(Records from a data collection)
================
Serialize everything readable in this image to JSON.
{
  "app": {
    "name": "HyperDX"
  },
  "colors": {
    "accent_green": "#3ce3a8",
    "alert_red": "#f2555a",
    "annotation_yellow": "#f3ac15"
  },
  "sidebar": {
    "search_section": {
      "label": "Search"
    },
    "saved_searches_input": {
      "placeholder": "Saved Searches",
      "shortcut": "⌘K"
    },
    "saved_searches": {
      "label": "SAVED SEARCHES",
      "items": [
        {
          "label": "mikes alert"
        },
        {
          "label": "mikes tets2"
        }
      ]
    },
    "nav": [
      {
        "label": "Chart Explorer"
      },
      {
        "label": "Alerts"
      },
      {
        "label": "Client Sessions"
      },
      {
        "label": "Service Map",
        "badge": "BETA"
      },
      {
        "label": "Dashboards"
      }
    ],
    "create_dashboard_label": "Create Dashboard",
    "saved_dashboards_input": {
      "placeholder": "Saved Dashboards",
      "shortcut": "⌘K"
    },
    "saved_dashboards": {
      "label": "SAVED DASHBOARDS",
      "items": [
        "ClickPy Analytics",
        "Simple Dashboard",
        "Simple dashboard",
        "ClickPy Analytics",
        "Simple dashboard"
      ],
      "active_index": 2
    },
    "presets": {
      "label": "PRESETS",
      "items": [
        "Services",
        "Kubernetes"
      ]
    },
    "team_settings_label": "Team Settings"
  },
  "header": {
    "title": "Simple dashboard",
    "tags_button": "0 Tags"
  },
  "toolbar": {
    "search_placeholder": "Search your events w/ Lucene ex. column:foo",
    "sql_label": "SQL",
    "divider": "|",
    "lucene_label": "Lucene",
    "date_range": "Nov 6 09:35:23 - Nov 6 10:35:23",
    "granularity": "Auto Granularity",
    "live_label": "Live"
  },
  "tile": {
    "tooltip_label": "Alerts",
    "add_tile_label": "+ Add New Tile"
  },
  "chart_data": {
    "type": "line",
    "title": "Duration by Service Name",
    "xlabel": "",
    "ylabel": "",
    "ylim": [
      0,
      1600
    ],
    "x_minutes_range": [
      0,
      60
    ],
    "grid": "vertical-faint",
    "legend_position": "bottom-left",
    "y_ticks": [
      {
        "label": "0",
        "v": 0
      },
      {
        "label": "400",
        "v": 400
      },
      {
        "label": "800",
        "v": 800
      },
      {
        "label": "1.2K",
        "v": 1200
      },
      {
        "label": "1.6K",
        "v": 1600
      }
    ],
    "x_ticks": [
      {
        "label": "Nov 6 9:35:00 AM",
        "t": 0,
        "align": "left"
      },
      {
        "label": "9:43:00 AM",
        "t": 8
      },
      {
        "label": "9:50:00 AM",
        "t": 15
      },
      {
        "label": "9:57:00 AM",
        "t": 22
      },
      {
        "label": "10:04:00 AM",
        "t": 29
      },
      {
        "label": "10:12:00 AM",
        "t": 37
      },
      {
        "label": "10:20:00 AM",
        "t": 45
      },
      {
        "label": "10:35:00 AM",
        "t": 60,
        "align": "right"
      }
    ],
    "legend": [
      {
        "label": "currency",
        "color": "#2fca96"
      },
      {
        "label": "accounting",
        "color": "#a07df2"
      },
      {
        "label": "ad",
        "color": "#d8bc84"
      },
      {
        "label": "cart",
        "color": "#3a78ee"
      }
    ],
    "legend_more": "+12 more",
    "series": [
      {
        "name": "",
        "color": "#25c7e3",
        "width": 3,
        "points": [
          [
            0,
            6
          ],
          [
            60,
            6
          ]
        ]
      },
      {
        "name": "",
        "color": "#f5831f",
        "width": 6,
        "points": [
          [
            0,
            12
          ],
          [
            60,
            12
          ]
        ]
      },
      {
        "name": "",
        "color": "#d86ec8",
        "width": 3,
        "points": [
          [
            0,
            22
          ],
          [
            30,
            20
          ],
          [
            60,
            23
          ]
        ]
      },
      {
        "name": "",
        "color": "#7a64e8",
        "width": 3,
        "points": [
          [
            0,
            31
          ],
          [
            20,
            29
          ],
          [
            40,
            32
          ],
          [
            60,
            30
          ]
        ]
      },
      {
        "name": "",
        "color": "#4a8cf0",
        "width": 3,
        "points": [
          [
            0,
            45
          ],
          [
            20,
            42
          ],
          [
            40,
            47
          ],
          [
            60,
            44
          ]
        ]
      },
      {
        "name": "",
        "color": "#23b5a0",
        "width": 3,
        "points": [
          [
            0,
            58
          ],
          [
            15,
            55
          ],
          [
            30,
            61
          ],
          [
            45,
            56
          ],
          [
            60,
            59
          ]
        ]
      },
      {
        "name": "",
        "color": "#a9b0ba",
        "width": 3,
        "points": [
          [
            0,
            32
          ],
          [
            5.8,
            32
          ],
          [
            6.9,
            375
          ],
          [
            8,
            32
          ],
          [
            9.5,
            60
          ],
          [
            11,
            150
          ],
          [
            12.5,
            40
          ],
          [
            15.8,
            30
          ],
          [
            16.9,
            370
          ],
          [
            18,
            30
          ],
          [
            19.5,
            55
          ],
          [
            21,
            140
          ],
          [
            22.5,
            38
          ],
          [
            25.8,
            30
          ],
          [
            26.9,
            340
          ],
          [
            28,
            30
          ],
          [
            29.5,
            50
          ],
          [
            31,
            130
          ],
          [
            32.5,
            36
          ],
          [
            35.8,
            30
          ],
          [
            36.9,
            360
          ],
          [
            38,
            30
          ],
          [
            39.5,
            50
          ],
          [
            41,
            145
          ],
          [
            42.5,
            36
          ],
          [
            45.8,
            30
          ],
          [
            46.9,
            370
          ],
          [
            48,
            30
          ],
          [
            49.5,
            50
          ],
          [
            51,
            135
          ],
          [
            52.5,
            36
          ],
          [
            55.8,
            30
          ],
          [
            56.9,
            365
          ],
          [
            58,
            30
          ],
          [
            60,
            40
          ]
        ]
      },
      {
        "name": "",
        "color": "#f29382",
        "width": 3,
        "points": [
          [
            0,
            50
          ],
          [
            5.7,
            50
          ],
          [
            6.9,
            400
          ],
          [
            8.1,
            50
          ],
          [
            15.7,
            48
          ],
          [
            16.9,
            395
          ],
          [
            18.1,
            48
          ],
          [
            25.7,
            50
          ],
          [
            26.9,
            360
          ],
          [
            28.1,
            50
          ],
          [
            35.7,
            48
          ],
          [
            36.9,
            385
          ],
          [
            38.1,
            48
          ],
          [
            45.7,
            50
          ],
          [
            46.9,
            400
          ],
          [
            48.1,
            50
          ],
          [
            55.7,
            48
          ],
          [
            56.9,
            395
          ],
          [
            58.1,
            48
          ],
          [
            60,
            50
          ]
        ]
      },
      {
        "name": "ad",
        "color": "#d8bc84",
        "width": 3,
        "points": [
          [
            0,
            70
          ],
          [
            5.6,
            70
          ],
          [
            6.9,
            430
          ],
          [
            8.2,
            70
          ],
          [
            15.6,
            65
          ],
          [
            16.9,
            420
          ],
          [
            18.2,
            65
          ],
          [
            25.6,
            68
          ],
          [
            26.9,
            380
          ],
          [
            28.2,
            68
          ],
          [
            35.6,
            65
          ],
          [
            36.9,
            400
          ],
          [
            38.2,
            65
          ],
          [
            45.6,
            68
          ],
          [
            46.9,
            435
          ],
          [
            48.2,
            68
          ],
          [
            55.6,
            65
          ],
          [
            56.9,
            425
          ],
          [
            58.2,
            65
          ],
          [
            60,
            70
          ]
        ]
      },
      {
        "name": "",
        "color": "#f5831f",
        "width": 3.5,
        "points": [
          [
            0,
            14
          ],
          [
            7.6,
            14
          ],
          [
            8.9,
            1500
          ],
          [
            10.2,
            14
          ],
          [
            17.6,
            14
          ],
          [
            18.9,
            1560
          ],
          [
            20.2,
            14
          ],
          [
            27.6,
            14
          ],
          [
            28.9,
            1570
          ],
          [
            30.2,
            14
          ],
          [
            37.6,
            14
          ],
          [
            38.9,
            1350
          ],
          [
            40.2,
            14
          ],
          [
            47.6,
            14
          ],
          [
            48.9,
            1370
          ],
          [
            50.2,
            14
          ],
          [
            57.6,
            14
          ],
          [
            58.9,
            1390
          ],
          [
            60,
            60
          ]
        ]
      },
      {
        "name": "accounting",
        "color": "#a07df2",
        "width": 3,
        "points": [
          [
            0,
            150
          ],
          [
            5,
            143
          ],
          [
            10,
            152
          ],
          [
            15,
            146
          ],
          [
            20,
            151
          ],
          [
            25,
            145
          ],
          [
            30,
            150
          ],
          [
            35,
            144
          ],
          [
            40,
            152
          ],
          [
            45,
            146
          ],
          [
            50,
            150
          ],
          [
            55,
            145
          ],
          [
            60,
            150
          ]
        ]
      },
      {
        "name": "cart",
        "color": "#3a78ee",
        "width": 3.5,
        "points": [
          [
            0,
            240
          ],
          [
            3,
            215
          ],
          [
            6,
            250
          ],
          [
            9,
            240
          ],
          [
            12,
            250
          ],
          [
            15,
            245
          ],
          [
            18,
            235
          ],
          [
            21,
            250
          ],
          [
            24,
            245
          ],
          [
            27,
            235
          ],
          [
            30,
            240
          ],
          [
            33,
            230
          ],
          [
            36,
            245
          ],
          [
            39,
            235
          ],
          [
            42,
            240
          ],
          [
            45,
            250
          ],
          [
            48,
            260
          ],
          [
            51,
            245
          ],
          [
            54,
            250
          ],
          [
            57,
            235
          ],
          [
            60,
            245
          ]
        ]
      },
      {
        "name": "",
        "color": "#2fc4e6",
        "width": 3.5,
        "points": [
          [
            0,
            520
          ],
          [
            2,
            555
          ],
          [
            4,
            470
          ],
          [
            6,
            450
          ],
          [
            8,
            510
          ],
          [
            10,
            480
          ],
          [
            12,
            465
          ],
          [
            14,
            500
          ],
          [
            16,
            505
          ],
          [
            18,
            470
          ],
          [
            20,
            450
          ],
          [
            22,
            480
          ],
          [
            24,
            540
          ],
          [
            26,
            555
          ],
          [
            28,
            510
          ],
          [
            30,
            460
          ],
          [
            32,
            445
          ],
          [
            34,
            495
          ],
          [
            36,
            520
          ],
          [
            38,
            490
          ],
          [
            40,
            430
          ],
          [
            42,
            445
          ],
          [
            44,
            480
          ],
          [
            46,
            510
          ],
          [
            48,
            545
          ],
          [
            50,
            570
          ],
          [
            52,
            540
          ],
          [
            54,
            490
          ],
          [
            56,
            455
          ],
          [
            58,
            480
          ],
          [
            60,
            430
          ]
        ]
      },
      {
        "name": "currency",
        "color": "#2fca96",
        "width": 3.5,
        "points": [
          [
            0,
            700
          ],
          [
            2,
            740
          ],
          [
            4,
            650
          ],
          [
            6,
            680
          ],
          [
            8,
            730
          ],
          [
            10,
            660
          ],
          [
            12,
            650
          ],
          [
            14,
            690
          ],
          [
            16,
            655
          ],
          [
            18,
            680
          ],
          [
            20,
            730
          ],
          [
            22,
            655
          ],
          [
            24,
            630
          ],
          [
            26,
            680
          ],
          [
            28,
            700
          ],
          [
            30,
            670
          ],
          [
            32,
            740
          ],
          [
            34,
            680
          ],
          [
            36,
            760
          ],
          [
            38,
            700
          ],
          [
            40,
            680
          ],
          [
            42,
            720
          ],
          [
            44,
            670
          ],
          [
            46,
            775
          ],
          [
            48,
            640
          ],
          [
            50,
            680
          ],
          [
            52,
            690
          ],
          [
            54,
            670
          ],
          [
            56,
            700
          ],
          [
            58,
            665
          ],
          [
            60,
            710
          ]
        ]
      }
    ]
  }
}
================
> [What to work on]: Find every line in the records that contains the word "Simple"; copy those lines.

> [Written answer]:
        "Simple Dashboard",
        "Simple dashboard",
        "Simple dashboard"
    "title": "Simple dashboard",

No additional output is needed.